- [What is needed]:
Each entry below should be echoed exactly, with pictures omitted.

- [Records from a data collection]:
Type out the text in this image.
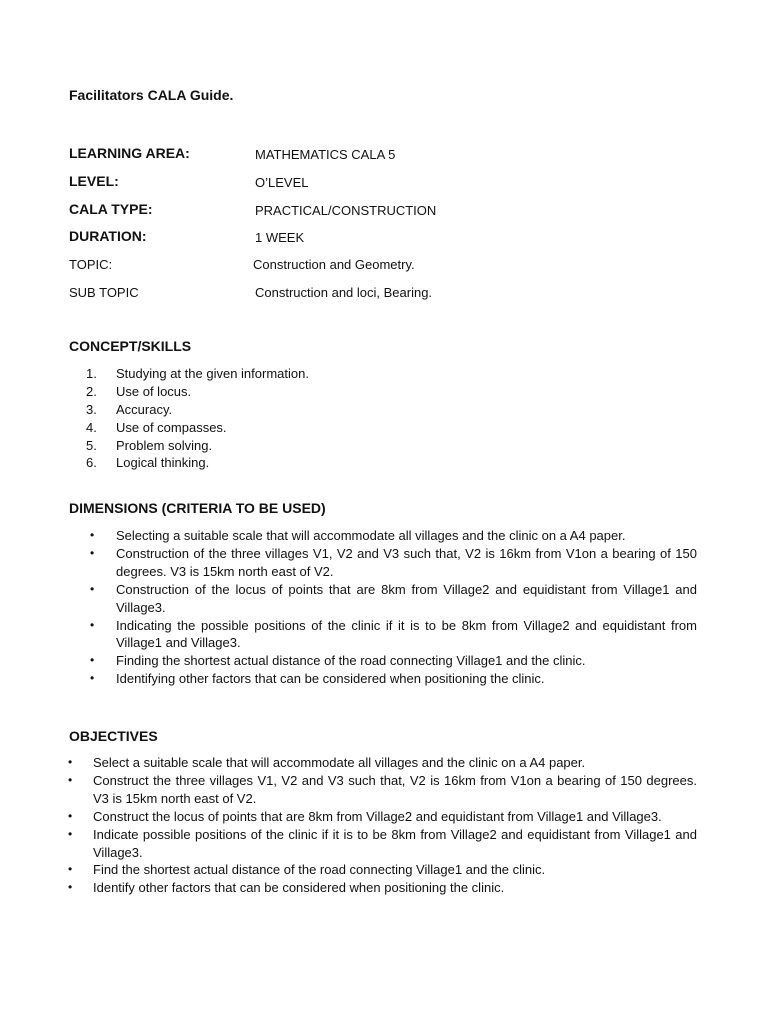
Facilitators CALA Guide.
LEARNING AREA:	MATHEMATICS CALA 5
LEVEL:	O’LEVEL
CALA TYPE:	PRACTICAL/CONSTRUCTION
DURATION:	1 WEEK
TOPIC:	Construction and Geometry.
SUB TOPIC	Construction and loci, Bearing.
CONCEPT/SKILLS
1. Studying at the given information.
2. Use of locus.
3. Accuracy.
4. Use of compasses.
5. Problem solving.
6. Logical thinking.
DIMENSIONS (CRITERIA TO BE USED)
• Selecting a suitable scale that will accommodate all villages and the clinic on a A4 paper.
• Construction of the three villages V1, V2 and V3 such that, V2 is 16km from V1on a bearing of 150 degrees. V3 is 15km north east of V2.
• Construction of the locus of points that are 8km from Village2 and equidistant from Village1 and Village3.
• Indicating the possible positions of the clinic if it is to be 8km from Village2 and equidistant from Village1 and Village3.
• Finding the shortest actual distance of the road connecting Village1 and the clinic.
• Identifying other factors that can be considered when positioning the clinic.
OBJECTIVES
• Select a suitable scale that will accommodate all villages and the clinic on a A4 paper.
• Construct the three villages V1, V2 and V3 such that, V2 is 16km from V1on a bearing of 150 degrees. V3 is 15km north east of V2.
• Construct the locus of points that are 8km from Village2 and equidistant from Village1 and Village3.
• Indicate possible positions of the clinic if it is to be 8km from Village2 and equidistant from Village1 and Village3.
• Find the shortest actual distance of the road connecting Village1 and the clinic.
• Identify other factors that can be considered when positioning the clinic.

- [Solution below]:
Type out the text in this image.
Facilitators CALA Guide.
LEARNING AREA:	MATHEMATICS CALA 5
LEVEL:	O’LEVEL
CALA TYPE:	PRACTICAL/CONSTRUCTION
DURATION:	1 WEEK
TOPIC:	Construction and Geometry.
SUB TOPIC	Construction and loci, Bearing.
CONCEPT/SKILLS
1. Studying at the given information.
2. Use of locus.
3. Accuracy.
4. Use of compasses.
5. Problem solving.
6. Logical thinking.
DIMENSIONS (CRITERIA TO BE USED)
• Selecting a suitable scale that will accommodate all villages and the clinic on a A4 paper.
• Construction of the three villages V1, V2 and V3 such that, V2 is 16km from V1on a bearing of 150 degrees. V3 is 15km north east of V2.
• Construction of the locus of points that are 8km from Village2 and equidistant from Village1 and Village3.
• Indicating the possible positions of the clinic if it is to be 8km from Village2 and equidistant from Village1 and Village3.
• Finding the shortest actual distance of the road connecting Village1 and the clinic.
• Identifying other factors that can be considered when positioning the clinic.
OBJECTIVES
• Select a suitable scale that will accommodate all villages and the clinic on a A4 paper.
• Construct the three villages V1, V2 and V3 such that, V2 is 16km from V1on a bearing of 150 degrees. V3 is 15km north east of V2.
• Construct the locus of points that are 8km from Village2 and equidistant from Village1 and Village3.
• Indicate possible positions of the clinic if it is to be 8km from Village2 and equidistant from Village1 and Village3.
• Find the shortest actual distance of the road connecting Village1 and the clinic.
• Identify other factors that can be considered when positioning the clinic.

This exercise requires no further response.